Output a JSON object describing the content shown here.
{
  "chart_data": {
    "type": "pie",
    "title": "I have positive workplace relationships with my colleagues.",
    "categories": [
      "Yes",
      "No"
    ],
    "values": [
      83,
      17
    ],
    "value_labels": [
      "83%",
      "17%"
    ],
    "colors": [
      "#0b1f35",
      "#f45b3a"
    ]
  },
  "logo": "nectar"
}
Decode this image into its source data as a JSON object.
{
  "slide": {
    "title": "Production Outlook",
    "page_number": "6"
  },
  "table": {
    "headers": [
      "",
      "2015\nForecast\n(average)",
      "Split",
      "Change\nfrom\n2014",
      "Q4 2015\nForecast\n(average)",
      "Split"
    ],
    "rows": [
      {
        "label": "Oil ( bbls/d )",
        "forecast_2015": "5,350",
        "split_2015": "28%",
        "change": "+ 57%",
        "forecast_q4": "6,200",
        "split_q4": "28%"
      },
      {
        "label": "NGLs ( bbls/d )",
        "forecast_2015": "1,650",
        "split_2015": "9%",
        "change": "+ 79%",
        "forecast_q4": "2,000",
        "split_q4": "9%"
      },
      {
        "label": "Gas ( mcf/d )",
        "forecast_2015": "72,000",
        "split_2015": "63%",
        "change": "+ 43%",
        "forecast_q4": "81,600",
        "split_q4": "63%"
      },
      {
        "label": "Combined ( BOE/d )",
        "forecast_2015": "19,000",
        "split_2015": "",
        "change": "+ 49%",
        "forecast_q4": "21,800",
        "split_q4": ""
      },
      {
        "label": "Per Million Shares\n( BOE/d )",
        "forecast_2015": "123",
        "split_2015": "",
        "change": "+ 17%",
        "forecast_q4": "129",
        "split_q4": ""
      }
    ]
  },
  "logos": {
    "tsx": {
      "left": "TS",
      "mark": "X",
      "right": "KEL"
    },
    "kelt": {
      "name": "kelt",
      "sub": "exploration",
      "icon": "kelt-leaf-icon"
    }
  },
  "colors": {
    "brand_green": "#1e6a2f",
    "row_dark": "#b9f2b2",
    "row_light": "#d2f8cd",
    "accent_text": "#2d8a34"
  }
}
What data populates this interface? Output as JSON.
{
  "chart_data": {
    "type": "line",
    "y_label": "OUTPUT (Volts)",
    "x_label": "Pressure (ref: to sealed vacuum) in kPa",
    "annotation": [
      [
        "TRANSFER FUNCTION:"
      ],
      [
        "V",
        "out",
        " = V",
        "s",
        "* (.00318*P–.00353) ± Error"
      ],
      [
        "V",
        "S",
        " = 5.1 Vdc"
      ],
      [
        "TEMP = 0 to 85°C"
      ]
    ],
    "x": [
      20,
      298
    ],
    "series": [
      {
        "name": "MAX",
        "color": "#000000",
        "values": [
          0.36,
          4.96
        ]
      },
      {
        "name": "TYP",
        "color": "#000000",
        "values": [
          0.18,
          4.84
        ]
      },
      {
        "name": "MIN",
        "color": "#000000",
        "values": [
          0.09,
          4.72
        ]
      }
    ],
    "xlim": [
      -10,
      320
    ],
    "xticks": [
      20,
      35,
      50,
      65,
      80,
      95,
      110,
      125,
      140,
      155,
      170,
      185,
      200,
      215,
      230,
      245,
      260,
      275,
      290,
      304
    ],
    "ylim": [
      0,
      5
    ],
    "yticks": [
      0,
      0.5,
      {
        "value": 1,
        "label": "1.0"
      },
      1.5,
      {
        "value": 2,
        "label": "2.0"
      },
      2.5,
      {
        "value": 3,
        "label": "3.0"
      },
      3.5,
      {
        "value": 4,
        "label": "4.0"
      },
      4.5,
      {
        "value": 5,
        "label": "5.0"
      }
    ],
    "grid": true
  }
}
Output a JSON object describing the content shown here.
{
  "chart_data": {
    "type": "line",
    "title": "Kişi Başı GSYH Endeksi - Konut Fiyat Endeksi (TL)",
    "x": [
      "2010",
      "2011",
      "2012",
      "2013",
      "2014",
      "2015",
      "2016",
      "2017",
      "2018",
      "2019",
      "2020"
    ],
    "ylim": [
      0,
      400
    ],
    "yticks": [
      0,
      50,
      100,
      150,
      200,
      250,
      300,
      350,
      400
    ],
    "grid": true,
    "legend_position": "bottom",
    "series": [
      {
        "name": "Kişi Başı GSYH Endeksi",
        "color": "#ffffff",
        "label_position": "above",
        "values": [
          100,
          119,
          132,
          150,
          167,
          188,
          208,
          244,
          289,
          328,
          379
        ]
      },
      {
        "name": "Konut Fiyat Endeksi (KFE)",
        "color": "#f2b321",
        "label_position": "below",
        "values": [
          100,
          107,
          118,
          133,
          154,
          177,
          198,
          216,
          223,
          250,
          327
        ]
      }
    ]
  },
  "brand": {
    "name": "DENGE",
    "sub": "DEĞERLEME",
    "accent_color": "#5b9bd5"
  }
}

• Exercise task:
Reproduce the full listing exactly.

• Output below:
Output a JSON object describing the content shown here.
{
  "chart_data": {
    "type": "pie",
    "title": "I have positive workplace relationships with my colleagues.",
    "categories": [
      "Yes",
      "No"
    ],
    "values": [
      83,
      17
    ],
    "value_labels": [
      "83%",
      "17%"
    ],
    "colors": [
      "#0b1f35",
      "#f45b3a"
    ]
  },
  "logo": "nectar"
}
Decode this image into its source data as a JSON object.
{
  "slide": {
    "title": "Production Outlook",
    "page_number": "6"
  },
  "table": {
    "headers": [
      "",
      "2015\nForecast\n(average)",
      "Split",
      "Change\nfrom\n2014",
      "Q4 2015\nForecast\n(average)",
      "Split"
    ],
    "rows": [
      {
        "label": "Oil ( bbls/d )",
        "forecast_2015": "5,350",
        "split_2015": "28%",
        "change": "+ 57%",
        "forecast_q4": "6,200",
        "split_q4": "28%"
      },
      {
        "label": "NGLs ( bbls/d )",
        "forecast_2015": "1,650",
        "split_2015": "9%",
        "change": "+ 79%",
        "forecast_q4": "2,000",
        "split_q4": "9%"
      },
      {
        "label": "Gas ( mcf/d )",
        "forecast_2015": "72,000",
        "split_2015": "63%",
        "change": "+ 43%",
        "forecast_q4": "81,600",
        "split_q4": "63%"
      },
      {
        "label": "Combined ( BOE/d )",
        "forecast_2015": "19,000",
        "split_2015": "",
        "change": "+ 49%",
        "forecast_q4": "21,800",
        "split_q4": ""
      },
      {
        "label": "Per Million Shares\n( BOE/d )",
        "forecast_2015": "123",
        "split_2015": "",
        "change": "+ 17%",
        "forecast_q4": "129",
        "split_q4": ""
      }
    ]
  },
  "logos": {
    "tsx": {
      "left": "TS",
      "mark": "X",
      "right": "KEL"
    },
    "kelt": {
      "name": "kelt",
      "sub": "exploration",
      "icon": "kelt-leaf-icon"
    }
  },
  "colors": {
    "brand_green": "#1e6a2f",
    "row_dark": "#b9f2b2",
    "row_light": "#d2f8cd",
    "accent_text": "#2d8a34"
  }
}
What data populates this interface? Output as JSON.
{
  "chart_data": {
    "type": "line",
    "y_label": "OUTPUT (Volts)",
    "x_label": "Pressure (ref: to sealed vacuum) in kPa",
    "annotation": [
      [
        "TRANSFER FUNCTION:"
      ],
      [
        "V",
        "out",
        " = V",
        "s",
        "* (.00318*P–.00353) ± Error"
      ],
      [
        "V",
        "S",
        " = 5.1 Vdc"
      ],
      [
        "TEMP = 0 to 85°C"
      ]
    ],
    "x": [
      20,
      298
    ],
    "series": [
      {
        "name": "MAX",
        "color": "#000000",
        "values": [
          0.36,
          4.96
        ]
      },
      {
        "name": "TYP",
        "color": "#000000",
        "values": [
          0.18,
          4.84
        ]
      },
      {
        "name": "MIN",
        "color": "#000000",
        "values": [
          0.09,
          4.72
        ]
      }
    ],
    "xlim": [
      -10,
      320
    ],
    "xticks": [
      20,
      35,
      50,
      65,
      80,
      95,
      110,
      125,
      140,
      155,
      170,
      185,
      200,
      215,
      230,
      245,
      260,
      275,
      290,
      304
    ],
    "ylim": [
      0,
      5
    ],
    "yticks": [
      0,
      0.5,
      {
        "value": 1,
        "label": "1.0"
      },
      1.5,
      {
        "value": 2,
        "label": "2.0"
      },
      2.5,
      {
        "value": 3,
        "label": "3.0"
      },
      3.5,
      {
        "value": 4,
        "label": "4.0"
      },
      4.5,
      {
        "value": 5,
        "label": "5.0"
      }
    ],
    "grid": true
  }
}
Output a JSON object describing the content shown here.
{
  "chart_data": {
    "type": "line",
    "title": "Kişi Başı GSYH Endeksi - Konut Fiyat Endeksi (TL)",
    "x": [
      "2010",
      "2011",
      "2012",
      "2013",
      "2014",
      "2015",
      "2016",
      "2017",
      "2018",
      "2019",
      "2020"
    ],
    "ylim": [
      0,
      400
    ],
    "yticks": [
      0,
      50,
      100,
      150,
      200,
      250,
      300,
      350,
      400
    ],
    "grid": true,
    "legend_position": "bottom",
    "series": [
      {
        "name": "Kişi Başı GSYH Endeksi",
        "color": "#ffffff",
        "label_position": "above",
        "values": [
          100,
          119,
          132,
          150,
          167,
          188,
          208,
          244,
          289,
          328,
          379
        ]
      },
      {
        "name": "Konut Fiyat Endeksi (KFE)",
        "color": "#f2b321",
        "label_position": "below",
        "values": [
          100,
          107,
          118,
          133,
          154,
          177,
          198,
          216,
          223,
          250,
          327
        ]
      }
    ]
  },
  "brand": {
    "name": "DENGE",
    "sub": "DEĞERLEME",
    "accent_color": "#5b9bd5"
  }
}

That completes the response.